Directions:
The entries below should be given again exactly, minus their pictures.

Task material:
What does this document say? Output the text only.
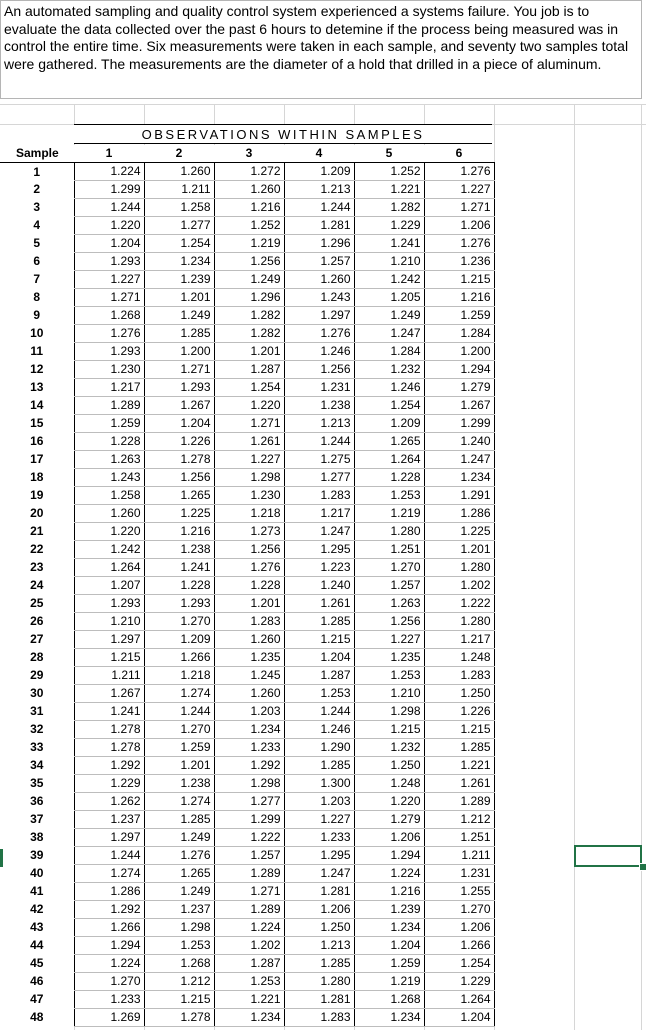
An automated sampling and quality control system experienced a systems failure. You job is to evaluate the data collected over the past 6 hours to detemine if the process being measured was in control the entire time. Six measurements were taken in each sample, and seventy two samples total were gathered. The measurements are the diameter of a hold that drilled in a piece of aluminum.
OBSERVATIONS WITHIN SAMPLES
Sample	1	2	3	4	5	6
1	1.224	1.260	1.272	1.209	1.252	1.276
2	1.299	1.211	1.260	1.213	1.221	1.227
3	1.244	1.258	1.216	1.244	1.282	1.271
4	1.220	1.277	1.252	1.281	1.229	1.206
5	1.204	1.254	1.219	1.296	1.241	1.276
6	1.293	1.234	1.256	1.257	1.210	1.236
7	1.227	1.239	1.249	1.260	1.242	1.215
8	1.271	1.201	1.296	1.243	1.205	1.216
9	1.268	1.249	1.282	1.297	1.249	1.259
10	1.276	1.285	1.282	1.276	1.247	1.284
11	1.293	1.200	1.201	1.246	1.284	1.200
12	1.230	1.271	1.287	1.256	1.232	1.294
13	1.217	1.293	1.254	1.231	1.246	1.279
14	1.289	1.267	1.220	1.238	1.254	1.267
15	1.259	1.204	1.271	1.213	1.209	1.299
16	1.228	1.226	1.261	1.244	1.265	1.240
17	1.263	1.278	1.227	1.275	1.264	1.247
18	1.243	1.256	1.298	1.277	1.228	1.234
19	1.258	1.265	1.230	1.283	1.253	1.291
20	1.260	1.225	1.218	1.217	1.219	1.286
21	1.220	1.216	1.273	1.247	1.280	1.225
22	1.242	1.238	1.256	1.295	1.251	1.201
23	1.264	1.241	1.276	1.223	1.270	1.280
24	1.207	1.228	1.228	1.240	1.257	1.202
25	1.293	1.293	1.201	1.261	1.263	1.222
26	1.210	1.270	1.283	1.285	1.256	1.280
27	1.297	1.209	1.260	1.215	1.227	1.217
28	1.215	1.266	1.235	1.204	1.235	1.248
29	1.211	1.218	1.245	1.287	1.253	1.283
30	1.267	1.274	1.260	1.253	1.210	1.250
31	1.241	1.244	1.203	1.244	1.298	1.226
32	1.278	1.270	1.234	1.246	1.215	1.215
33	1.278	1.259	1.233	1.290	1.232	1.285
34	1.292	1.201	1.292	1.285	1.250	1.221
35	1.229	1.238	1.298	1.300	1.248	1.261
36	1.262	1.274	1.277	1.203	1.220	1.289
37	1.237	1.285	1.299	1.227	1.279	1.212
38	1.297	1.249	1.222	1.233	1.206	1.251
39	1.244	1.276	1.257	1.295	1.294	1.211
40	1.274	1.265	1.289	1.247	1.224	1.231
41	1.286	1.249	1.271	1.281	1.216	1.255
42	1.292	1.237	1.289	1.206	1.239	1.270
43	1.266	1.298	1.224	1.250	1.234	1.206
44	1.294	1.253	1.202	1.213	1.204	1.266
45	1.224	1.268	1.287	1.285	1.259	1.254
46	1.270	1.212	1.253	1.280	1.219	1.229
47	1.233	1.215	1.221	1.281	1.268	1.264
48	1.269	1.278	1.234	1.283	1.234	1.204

Task result:
What does this document say? Output the text only.
An automated sampling and quality control system experienced a systems failure. You job is to evaluate the data collected over the past 6 hours to detemine if the process being measured was in control the entire time. Six measurements were taken in each sample, and seventy two samples total were gathered. The measurements are the diameter of a hold that drilled in a piece of aluminum.
OBSERVATIONS WITHIN SAMPLES
Sample	1	2	3	4	5	6
1	1.224	1.260	1.272	1.209	1.252	1.276
2	1.299	1.211	1.260	1.213	1.221	1.227
3	1.244	1.258	1.216	1.244	1.282	1.271
4	1.220	1.277	1.252	1.281	1.229	1.206
5	1.204	1.254	1.219	1.296	1.241	1.276
6	1.293	1.234	1.256	1.257	1.210	1.236
7	1.227	1.239	1.249	1.260	1.242	1.215
8	1.271	1.201	1.296	1.243	1.205	1.216
9	1.268	1.249	1.282	1.297	1.249	1.259
10	1.276	1.285	1.282	1.276	1.247	1.284
11	1.293	1.200	1.201	1.246	1.284	1.200
12	1.230	1.271	1.287	1.256	1.232	1.294
13	1.217	1.293	1.254	1.231	1.246	1.279
14	1.289	1.267	1.220	1.238	1.254	1.267
15	1.259	1.204	1.271	1.213	1.209	1.299
16	1.228	1.226	1.261	1.244	1.265	1.240
17	1.263	1.278	1.227	1.275	1.264	1.247
18	1.243	1.256	1.298	1.277	1.228	1.234
19	1.258	1.265	1.230	1.283	1.253	1.291
20	1.260	1.225	1.218	1.217	1.219	1.286
21	1.220	1.216	1.273	1.247	1.280	1.225
22	1.242	1.238	1.256	1.295	1.251	1.201
23	1.264	1.241	1.276	1.223	1.270	1.280
24	1.207	1.228	1.228	1.240	1.257	1.202
25	1.293	1.293	1.201	1.261	1.263	1.222
26	1.210	1.270	1.283	1.285	1.256	1.280
27	1.297	1.209	1.260	1.215	1.227	1.217
28	1.215	1.266	1.235	1.204	1.235	1.248
29	1.211	1.218	1.245	1.287	1.253	1.283
30	1.267	1.274	1.260	1.253	1.210	1.250
31	1.241	1.244	1.203	1.244	1.298	1.226
32	1.278	1.270	1.234	1.246	1.215	1.215
33	1.278	1.259	1.233	1.290	1.232	1.285
34	1.292	1.201	1.292	1.285	1.250	1.221
35	1.229	1.238	1.298	1.300	1.248	1.261
36	1.262	1.274	1.277	1.203	1.220	1.289
37	1.237	1.285	1.299	1.227	1.279	1.212
38	1.297	1.249	1.222	1.233	1.206	1.251
39	1.244	1.276	1.257	1.295	1.294	1.211
40	1.274	1.265	1.289	1.247	1.224	1.231
41	1.286	1.249	1.271	1.281	1.216	1.255
42	1.292	1.237	1.289	1.206	1.239	1.270
43	1.266	1.298	1.224	1.250	1.234	1.206
44	1.294	1.253	1.202	1.213	1.204	1.266
45	1.224	1.268	1.287	1.285	1.259	1.254
46	1.270	1.212	1.253	1.280	1.219	1.229
47	1.233	1.215	1.221	1.281	1.268	1.264
48	1.269	1.278	1.234	1.283	1.234	1.204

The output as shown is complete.